EXERCISE 1 — In the hearing transcript on displaced children, what neighborhood does Senator Landrieu say was destroyed?
EXERCISE 2 — Translate this sentence from the hearing transcript on displaced children into Spanish: "Unfortunately, their contract was not able to be renewed and I hope that they can be called in for comments as we try to come up with a better system."
EXERCISE 3 — Extend the hearing transcript on displaced children past its final sentence, carrying on Senator Landrieu's closing comment in the same voice.

━━━ DOCUMENT EXTRACT

It is just that far too many--in fact, we don't even know how 
many children--getting the numbers that I cited, 17,000 to 
30,000, was one of the most difficult challenges I have had in 
research in 20 years because there isn't a single agency that 
feels itself as responsible for tracking these families who 
have been displaced.
    So if we start with that, we have an inability to even 
figure out how many or where they are. We begged them--this is 
FEMA and the State--to make sure that no families were 
discharged from those horrendous trailer parks before we knew 
who they were and where they were going so we could provide 
services to them. But all sorts of bureaucratic snafus between 
the Federal Government, the State Government, and then the 
private agencies delivering services yielded, first, that one 
of the largest case management programs never got implemented, 
not one dime out of the original $33 million was spent, I 
guess, until very recently, and second, we couldn't track 
families. We have no idea where they are. I don't know where 
all those kids are that you cited that were part of the 
evacuees.
    I would challenge the Federal Government to try to figure 
out, where are they? How many are in Houston or in Mobile, 
Alabama, and so forth, and how many are still struggling, in 
limbo, in displacement conditions that are really hurting these 
children and their opportunity for success.
    Senator Landrieu. OK. Thank you so much.
    I would like to just close with a couple of comments. One, 
the Louisiana Family Recovery Corps, I understand, delivered 
some very good work.
    Dr. Redlener. They did.
    Senator Landrieu. Unfortunately, their contract was not 
able to be renewed and I hope that they can be called in for 
comments as we try to come up with a better system.
    And my final comment is, from my own personal experience, 
not only in my own family experience recovering from the 
disaster--as you all know, I am one of nine siblings and four 
of my brothers and sisters lost their homes and their children 
were displaced, so watching it up close and personal within my 
own family, and then expanding that out to our own 
neighborhood, Broadmoor, which was destroyed, and then out to 
the community, I have concluded one thing that I know without 
reading one report, that schools became the center of life when 
those neighborhoods were struggling to come back. Whether it 
was Saint Dominic's or Holy Cross or Wilson Public School that 
is getting ready to open, or Lusher that opened, it became the 
only stable place, building, in a neighborhood that is 
completely destroyed.

━━━━━━
━━━ ENTRIES PROVIDED

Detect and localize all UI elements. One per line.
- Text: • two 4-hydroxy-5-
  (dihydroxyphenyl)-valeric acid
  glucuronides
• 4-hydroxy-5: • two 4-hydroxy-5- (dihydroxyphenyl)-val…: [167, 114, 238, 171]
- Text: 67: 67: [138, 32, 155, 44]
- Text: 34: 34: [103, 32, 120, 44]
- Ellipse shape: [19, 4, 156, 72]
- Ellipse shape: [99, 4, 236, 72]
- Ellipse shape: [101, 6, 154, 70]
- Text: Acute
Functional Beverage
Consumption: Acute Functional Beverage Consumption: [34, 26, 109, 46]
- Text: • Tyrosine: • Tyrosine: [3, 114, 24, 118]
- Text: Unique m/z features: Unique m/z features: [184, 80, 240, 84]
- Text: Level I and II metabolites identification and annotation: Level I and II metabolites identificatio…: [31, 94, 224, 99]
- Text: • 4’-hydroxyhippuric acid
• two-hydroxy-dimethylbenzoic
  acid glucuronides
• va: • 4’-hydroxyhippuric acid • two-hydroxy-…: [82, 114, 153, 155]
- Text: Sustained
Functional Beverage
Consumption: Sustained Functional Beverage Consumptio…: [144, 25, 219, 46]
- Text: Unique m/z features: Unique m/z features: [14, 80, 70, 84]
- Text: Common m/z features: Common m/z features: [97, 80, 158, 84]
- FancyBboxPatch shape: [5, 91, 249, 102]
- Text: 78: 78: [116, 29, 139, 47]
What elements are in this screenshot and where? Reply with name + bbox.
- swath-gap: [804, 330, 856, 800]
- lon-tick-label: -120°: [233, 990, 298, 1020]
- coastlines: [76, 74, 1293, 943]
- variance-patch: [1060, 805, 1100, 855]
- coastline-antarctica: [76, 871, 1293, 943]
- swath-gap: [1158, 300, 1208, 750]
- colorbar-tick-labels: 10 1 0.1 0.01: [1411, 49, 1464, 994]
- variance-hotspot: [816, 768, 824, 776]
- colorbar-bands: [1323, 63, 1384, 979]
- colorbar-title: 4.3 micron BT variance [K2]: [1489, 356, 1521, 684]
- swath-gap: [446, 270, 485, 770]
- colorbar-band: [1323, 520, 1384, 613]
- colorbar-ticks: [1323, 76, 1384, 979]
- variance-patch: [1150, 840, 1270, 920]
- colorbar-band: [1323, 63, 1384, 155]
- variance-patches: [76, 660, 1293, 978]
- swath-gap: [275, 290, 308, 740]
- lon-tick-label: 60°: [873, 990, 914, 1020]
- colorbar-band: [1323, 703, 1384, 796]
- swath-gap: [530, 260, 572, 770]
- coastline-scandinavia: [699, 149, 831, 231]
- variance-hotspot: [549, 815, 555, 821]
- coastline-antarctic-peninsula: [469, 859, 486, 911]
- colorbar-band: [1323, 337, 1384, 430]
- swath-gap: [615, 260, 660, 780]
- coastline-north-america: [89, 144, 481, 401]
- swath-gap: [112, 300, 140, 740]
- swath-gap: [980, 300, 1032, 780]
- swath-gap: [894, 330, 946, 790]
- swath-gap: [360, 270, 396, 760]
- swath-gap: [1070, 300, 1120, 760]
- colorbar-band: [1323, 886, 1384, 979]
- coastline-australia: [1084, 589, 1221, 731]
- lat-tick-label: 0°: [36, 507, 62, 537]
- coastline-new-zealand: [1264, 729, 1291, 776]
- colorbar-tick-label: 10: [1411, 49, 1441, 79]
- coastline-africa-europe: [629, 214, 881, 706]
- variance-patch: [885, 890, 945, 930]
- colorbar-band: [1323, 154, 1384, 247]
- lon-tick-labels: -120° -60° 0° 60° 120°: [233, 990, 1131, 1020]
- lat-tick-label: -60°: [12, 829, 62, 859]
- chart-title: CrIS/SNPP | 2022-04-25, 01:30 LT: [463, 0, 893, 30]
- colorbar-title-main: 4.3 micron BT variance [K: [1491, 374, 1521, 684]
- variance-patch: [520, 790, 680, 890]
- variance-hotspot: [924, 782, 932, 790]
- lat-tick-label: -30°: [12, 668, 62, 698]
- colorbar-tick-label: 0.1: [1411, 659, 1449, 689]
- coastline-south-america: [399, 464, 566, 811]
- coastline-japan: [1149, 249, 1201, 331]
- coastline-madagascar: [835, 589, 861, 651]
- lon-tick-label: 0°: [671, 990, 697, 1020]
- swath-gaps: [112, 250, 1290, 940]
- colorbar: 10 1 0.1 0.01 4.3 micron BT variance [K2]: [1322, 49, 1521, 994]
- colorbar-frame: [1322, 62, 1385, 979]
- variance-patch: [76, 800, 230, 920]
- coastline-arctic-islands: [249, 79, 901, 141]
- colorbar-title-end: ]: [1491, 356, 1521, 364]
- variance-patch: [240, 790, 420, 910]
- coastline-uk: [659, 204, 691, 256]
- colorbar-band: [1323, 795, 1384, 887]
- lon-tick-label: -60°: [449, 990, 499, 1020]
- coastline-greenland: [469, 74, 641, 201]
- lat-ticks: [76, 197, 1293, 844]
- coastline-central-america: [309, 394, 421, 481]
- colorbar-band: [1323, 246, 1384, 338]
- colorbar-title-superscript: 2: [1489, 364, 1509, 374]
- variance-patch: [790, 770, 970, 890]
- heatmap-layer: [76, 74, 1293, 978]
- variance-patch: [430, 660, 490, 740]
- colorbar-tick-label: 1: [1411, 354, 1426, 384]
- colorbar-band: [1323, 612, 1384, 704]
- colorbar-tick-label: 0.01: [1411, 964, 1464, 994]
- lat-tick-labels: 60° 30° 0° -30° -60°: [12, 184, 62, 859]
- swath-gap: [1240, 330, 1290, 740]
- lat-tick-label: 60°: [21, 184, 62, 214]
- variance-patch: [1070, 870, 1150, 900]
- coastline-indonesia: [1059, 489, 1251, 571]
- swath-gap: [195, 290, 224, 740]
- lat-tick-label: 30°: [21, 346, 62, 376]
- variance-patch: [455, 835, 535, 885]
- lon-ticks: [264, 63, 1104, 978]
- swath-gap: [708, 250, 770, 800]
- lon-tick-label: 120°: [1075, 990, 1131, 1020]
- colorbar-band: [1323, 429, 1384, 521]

━━━━━━

TASK OUTPUT 1 — Broadmoor

TASK OUTPUT 2 — Lamentablemente, no fue posible renovar su contrato, y espero que se les pueda convocar para que den su opinión mientras intentamos diseñar un sistema mejor.

TASK OUTPUT 3 —
    And the government at its own peril fails to recognize the 
importance of these schools. They brought stability to the life 
of parents that otherwise had no stability. They needed to turn 
from just schools to community centers that provide counseling 
and medical support, particularly when your hospitals are 
closed. Getting your schools open, getting children back in 
touch with their teachers, which is a familiar face at that 
moment, is very significant to children that have had such 
trauma.
    It is just--I can't overestimate and overstate how 
important this is, and the Federal Government that doesn't 
recognize the importance of schools, be they public, private, 
Catholic, or independent, and the ability of schools to be sort 
of step-in-the-gap until the rest of the community comes back, 
I think is kind of the model that I envision. And the 
celebration of joy, that when a school would open in a 
neighborhood, what it meant to that community cannot be 
overestimated.
    So I would like to end with that. We have a great deal of 
challenge before us. The Subcommittee record will stay open for 
15 days. Please, anyone can submit information for the record, 
and we will, Mr. Shriver, take you up on your strong 
recommendation to hold people accountable for the outcomes that 
we have discussed today.
    Thank you all very much. The hearing is adjourned.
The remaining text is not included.